> [Excerpted data]:
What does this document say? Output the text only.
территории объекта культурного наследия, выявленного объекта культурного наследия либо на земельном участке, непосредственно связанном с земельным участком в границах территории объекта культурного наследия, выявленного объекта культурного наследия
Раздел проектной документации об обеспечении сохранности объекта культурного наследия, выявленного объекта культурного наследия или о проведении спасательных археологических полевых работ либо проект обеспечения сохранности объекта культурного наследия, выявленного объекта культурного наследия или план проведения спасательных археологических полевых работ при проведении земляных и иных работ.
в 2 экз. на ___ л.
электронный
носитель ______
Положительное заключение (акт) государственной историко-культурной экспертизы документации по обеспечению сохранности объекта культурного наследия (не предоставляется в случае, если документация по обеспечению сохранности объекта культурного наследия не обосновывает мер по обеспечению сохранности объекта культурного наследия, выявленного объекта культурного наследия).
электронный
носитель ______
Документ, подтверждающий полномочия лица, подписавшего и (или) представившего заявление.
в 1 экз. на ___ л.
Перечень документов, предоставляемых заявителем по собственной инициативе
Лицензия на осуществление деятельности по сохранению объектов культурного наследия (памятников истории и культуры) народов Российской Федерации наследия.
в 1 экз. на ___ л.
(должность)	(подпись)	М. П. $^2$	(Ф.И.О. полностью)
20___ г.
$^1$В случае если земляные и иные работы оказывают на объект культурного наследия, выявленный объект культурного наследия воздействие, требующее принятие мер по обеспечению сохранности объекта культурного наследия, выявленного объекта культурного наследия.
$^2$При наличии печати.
---
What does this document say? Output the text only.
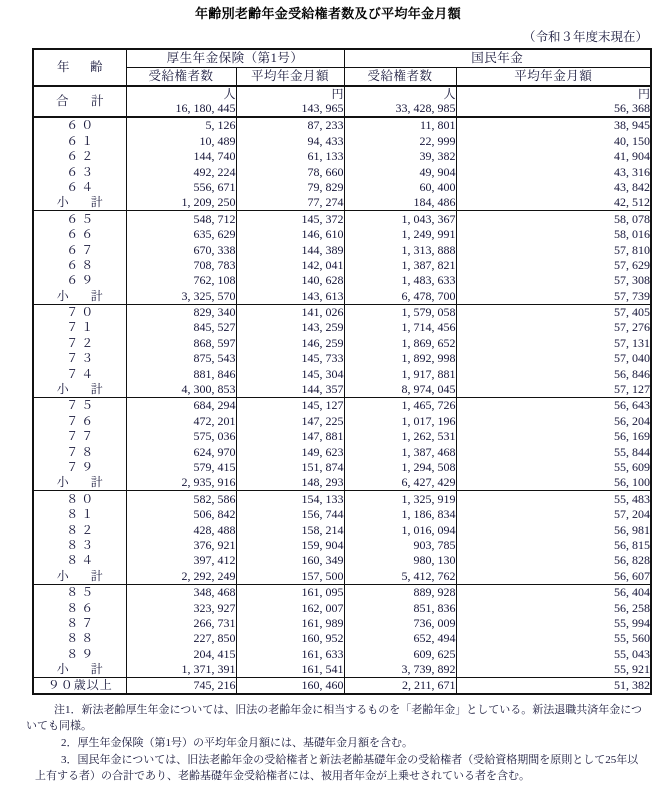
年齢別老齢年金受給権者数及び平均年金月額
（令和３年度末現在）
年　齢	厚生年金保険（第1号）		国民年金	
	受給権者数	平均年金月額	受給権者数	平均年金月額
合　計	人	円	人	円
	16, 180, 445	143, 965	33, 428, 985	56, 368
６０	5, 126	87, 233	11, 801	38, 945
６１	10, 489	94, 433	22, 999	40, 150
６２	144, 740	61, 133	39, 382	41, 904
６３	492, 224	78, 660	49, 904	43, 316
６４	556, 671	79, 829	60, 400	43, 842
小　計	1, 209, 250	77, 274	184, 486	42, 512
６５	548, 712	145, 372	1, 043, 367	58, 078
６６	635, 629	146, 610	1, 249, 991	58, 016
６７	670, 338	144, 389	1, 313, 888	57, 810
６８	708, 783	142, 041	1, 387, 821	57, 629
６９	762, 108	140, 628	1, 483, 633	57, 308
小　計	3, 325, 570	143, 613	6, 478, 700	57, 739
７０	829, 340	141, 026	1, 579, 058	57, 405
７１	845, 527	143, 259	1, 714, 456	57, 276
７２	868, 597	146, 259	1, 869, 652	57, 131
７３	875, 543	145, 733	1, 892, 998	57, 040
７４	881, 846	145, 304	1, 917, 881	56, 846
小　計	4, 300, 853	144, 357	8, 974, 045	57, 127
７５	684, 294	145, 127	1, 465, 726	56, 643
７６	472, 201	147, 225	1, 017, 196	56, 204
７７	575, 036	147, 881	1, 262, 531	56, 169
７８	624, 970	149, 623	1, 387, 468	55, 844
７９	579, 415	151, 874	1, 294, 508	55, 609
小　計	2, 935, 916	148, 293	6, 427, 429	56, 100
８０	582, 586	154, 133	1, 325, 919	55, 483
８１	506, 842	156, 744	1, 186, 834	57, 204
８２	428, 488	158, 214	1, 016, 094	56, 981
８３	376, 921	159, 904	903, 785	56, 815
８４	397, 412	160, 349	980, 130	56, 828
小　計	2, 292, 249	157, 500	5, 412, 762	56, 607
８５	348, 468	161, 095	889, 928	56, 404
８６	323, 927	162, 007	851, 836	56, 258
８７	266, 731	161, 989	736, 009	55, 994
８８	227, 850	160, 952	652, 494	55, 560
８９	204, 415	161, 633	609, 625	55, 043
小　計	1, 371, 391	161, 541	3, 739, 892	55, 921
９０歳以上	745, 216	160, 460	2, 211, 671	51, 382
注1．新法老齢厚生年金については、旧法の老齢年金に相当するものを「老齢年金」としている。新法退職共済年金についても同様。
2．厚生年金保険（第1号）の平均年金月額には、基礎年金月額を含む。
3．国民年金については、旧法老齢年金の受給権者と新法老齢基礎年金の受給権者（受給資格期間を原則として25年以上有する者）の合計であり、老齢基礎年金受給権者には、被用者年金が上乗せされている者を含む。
---
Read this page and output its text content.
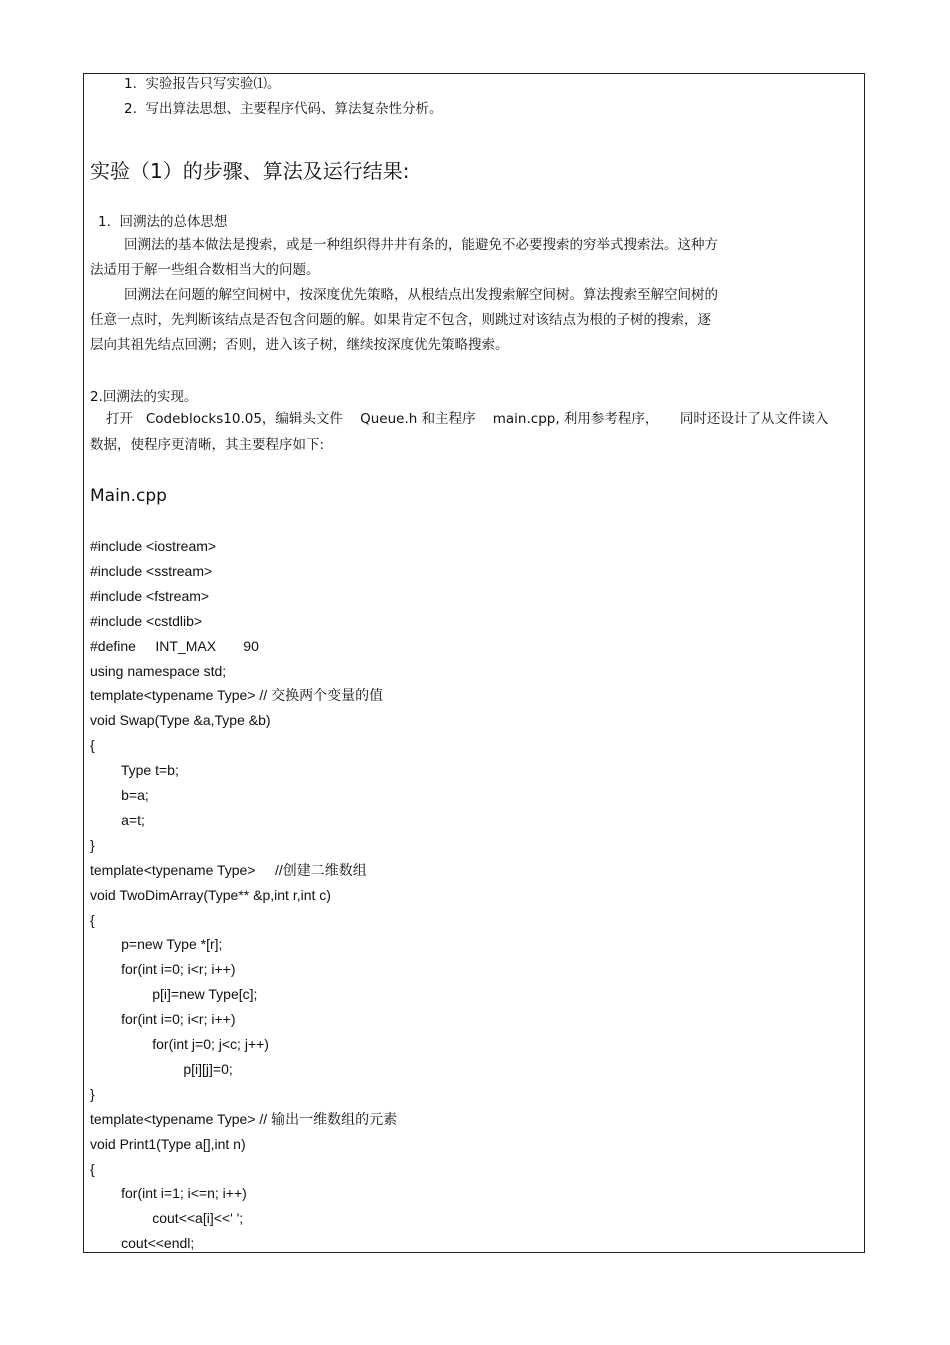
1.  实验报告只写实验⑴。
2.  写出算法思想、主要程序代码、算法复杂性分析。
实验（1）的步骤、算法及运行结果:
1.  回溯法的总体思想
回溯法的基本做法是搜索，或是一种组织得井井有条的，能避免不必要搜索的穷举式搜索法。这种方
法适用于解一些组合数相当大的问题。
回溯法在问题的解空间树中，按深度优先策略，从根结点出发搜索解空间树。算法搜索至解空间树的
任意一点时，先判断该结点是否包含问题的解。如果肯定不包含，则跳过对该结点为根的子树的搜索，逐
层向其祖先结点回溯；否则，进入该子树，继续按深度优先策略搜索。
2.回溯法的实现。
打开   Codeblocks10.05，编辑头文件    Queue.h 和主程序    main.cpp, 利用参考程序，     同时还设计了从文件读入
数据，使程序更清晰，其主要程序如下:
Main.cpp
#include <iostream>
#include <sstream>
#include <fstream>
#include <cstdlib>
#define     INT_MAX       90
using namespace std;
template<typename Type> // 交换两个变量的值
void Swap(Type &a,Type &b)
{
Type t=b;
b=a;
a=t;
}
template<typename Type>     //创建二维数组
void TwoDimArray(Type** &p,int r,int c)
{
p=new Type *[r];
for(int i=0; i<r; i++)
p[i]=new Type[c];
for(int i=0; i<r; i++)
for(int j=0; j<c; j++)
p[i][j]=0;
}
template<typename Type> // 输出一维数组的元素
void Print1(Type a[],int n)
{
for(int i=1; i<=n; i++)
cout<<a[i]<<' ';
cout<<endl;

> [Goal of the exercise]:
Pull out all lines in the data above that include "либо".

> [Task answer]:
территории объекта культурного наследия, выявленного объекта культурного наследия либо на земельном участке, непосредственно связанном с земельным участком в границах территории объекта культурного наследия, выявленного объекта культурного наследия
Раздел проектной документации об обеспечении сохранности объекта культурного наследия, выявленного объекта культурного наследия или о проведении спасательных археологических полевых работ либо проект обеспечения сохранности объекта культурного наследия, выявленного объекта культурного наследия или план проведения спасательных археологических полевых работ при проведении земляных и иных работ.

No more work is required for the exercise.